## What is expected
Pull every line holding the string "sketch" from the records below.
BEGIN Supplied entries
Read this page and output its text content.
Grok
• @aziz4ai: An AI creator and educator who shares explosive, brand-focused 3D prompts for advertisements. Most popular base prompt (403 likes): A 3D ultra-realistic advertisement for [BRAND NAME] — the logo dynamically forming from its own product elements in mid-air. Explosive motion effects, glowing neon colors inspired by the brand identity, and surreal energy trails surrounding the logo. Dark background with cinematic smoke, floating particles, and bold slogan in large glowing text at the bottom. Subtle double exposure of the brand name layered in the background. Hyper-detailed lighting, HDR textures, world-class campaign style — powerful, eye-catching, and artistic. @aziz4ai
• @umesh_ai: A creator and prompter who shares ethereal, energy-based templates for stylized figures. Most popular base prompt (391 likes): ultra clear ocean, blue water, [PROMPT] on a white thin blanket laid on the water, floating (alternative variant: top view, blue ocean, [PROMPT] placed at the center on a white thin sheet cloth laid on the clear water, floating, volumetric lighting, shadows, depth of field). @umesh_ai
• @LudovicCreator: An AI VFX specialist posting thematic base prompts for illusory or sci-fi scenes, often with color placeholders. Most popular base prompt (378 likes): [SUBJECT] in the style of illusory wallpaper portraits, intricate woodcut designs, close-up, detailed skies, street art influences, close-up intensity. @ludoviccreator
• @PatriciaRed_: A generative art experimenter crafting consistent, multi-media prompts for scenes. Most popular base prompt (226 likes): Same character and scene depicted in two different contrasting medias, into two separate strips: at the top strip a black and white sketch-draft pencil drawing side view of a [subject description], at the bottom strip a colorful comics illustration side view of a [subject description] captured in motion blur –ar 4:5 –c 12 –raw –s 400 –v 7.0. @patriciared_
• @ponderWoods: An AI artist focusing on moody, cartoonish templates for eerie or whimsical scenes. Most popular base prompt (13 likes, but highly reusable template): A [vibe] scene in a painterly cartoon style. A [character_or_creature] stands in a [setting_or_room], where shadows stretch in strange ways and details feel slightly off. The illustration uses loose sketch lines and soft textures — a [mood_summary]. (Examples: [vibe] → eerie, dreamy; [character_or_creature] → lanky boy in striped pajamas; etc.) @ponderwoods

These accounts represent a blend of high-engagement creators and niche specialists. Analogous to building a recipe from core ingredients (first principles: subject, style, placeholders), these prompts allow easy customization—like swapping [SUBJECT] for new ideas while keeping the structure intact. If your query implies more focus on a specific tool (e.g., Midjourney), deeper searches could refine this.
END Supplied entries
## Written answer
• @PatriciaRed_: A generative art experimenter crafting consistent, multi-media prompts for scenes. Most popular base prompt (226 likes): Same character and scene depicted in two different contrasting medias, into two separate strips: at the top strip a black and white sketch-draft pencil drawing side view of a [subject description], at the bottom strip a colorful comics illustration side view of a [subject description] captured in motion blur –ar 4:5 –c 12 –raw –s 400 –v 7.0. @patriciared_
• @ponderWoods: An AI artist focusing on moody, cartoonish templates for eerie or whimsical scenes. Most popular base prompt (13 likes, but highly reusable template): A [vibe] scene in a painterly cartoon style. A [character_or_creature] stands in a [setting_or_room], where shadows stretch in strange ways and details feel slightly off. The illustration uses loose sketch lines and soft textures — a [mood_summary]. (Examples: [vibe] → eerie, dreamy; [character_or_creature] → lanky boy in striped pajamas; etc.) @ponderwoods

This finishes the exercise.